>> Start RECORD EXTRACTS
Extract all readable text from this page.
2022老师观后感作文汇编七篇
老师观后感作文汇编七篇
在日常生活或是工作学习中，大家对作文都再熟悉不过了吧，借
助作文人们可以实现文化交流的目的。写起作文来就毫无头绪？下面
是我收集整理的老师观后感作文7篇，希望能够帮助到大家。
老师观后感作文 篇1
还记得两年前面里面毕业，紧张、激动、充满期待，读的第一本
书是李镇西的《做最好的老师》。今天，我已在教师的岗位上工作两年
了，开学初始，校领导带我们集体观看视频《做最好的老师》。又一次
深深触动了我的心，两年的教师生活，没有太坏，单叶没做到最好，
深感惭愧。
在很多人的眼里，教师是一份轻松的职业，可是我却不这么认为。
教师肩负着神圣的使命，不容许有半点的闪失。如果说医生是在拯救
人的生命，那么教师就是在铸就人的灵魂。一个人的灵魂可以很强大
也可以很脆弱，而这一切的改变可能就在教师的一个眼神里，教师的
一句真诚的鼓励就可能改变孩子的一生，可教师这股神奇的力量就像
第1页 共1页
>> End RECORD EXTRACTS
**TASK INSTRUCTIONS:**
Retype every entry above, word for word.

**RESULT OF THE TASK:**
Extract all readable text from this page.
2022老师观后感作文汇编七篇
老师观后感作文汇编七篇
在日常生活或是工作学习中，大家对作文都再熟悉不过了吧，借
助作文人们可以实现文化交流的目的。写起作文来就毫无头绪？下面
是我收集整理的老师观后感作文7篇，希望能够帮助到大家。
老师观后感作文 篇1
还记得两年前面里面毕业，紧张、激动、充满期待，读的第一本
书是李镇西的《做最好的老师》。今天，我已在教师的岗位上工作两年
了，开学初始，校领导带我们集体观看视频《做最好的老师》。又一次
深深触动了我的心，两年的教师生活，没有太坏，单叶没做到最好，
深感惭愧。
在很多人的眼里，教师是一份轻松的职业，可是我却不这么认为。
教师肩负着神圣的使命，不容许有半点的闪失。如果说医生是在拯救
人的生命，那么教师就是在铸就人的灵魂。一个人的灵魂可以很强大
也可以很脆弱，而这一切的改变可能就在教师的一个眼神里，教师的
一句真诚的鼓励就可能改变孩子的一生，可教师这股神奇的力量就像
第1页 共1页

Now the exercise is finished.